_WHAT THE EXERCISE ASKS_. Look for "Measured" in the listing below. Gather each line that contains it.

(Figure data in JSON)
# # # # # # #

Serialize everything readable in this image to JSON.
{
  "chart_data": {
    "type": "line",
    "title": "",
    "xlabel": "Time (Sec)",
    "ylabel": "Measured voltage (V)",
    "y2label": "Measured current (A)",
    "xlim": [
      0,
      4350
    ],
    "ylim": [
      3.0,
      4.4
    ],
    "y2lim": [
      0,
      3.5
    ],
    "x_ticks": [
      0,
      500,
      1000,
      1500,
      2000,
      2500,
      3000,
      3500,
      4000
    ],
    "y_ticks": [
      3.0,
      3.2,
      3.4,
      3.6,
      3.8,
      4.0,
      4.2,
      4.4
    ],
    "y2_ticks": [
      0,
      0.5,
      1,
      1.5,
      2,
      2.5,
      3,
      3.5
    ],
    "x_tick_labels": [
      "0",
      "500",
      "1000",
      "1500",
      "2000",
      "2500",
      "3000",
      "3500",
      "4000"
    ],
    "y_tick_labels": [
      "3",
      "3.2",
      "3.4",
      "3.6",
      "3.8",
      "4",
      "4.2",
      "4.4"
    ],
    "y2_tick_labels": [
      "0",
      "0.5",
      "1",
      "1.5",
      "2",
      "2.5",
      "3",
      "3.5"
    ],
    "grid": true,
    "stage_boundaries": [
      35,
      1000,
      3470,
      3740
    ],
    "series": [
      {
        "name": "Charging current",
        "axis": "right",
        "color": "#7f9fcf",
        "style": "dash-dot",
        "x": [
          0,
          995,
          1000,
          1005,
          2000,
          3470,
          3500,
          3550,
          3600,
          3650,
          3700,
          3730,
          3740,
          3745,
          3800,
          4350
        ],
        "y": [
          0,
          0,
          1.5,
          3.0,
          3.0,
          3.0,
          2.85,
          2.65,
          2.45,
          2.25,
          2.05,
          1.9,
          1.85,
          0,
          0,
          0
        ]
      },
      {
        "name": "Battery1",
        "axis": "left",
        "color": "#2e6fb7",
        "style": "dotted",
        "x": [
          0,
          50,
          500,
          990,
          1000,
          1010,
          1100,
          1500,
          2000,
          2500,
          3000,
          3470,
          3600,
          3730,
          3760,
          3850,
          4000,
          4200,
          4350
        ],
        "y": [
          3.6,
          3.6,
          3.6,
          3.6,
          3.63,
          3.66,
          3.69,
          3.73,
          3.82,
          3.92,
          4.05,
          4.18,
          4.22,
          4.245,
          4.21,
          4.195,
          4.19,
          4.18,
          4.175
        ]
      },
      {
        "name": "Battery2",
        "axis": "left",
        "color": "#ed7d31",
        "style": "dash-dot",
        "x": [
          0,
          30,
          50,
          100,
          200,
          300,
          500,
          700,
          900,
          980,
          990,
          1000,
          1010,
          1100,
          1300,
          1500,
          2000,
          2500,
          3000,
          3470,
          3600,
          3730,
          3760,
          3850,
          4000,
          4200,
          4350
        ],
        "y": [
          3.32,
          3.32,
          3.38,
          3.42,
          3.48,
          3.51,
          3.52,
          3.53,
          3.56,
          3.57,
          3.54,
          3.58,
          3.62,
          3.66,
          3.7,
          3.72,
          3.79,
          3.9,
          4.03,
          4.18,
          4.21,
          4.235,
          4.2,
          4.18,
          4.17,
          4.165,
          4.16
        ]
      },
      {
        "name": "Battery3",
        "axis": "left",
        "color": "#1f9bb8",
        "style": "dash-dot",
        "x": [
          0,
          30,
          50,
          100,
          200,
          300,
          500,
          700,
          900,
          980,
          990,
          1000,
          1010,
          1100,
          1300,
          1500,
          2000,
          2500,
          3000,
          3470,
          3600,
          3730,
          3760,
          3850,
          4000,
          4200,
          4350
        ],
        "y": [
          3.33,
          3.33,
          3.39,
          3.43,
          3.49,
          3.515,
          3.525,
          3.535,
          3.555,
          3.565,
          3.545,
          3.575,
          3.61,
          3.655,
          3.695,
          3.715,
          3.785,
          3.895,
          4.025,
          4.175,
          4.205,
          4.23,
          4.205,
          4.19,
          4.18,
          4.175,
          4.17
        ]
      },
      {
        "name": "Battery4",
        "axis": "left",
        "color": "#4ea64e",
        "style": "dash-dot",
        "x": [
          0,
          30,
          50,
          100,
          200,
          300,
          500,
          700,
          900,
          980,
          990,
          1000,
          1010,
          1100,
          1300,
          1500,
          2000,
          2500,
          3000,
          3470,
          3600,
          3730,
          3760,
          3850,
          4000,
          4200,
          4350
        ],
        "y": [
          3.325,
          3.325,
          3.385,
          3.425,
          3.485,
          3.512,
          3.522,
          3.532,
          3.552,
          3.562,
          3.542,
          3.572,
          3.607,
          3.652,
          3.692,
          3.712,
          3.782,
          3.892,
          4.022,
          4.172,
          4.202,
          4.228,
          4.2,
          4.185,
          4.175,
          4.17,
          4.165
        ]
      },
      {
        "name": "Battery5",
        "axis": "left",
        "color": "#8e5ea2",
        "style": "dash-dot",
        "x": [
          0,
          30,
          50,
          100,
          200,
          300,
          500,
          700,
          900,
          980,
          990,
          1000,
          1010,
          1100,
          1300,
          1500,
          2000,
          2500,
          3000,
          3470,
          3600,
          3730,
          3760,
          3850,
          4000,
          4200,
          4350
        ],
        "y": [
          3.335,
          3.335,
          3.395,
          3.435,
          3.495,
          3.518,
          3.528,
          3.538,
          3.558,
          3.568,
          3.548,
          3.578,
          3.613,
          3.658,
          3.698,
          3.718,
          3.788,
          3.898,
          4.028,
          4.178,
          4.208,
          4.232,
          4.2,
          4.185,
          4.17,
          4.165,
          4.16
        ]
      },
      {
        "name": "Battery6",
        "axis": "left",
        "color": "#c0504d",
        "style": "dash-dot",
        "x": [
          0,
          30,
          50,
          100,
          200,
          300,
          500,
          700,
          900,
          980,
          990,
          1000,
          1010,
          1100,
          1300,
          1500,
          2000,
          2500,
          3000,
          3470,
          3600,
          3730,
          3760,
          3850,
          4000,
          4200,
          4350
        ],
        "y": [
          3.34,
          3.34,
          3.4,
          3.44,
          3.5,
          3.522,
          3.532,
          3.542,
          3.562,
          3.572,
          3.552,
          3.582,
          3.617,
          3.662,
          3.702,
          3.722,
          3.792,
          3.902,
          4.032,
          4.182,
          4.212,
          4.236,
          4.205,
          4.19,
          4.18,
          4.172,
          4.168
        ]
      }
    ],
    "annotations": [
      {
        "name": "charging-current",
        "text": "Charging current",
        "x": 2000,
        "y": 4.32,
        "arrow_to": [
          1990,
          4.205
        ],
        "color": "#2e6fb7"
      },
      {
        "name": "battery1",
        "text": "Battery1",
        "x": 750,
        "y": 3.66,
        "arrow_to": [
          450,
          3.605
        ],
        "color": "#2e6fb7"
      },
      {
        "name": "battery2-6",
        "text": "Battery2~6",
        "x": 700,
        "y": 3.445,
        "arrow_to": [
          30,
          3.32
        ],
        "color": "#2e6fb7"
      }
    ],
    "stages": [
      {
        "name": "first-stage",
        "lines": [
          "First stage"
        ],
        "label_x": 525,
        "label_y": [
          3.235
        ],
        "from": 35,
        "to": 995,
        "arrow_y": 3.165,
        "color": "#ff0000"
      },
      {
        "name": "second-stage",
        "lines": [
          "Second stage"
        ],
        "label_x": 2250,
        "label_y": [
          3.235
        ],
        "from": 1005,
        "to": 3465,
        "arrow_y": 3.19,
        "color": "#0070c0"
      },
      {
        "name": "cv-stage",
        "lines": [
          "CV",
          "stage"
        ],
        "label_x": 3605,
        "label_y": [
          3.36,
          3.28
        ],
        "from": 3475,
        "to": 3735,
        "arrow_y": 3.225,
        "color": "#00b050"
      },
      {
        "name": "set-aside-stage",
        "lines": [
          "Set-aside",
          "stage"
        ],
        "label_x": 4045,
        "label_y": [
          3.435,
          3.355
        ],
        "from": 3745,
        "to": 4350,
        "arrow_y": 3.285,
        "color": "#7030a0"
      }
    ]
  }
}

# # # # # # #

_EXERCISE ANSWER_.
    "ylabel": "Measured voltage (V)",
    "y2label": "Measured current (A)",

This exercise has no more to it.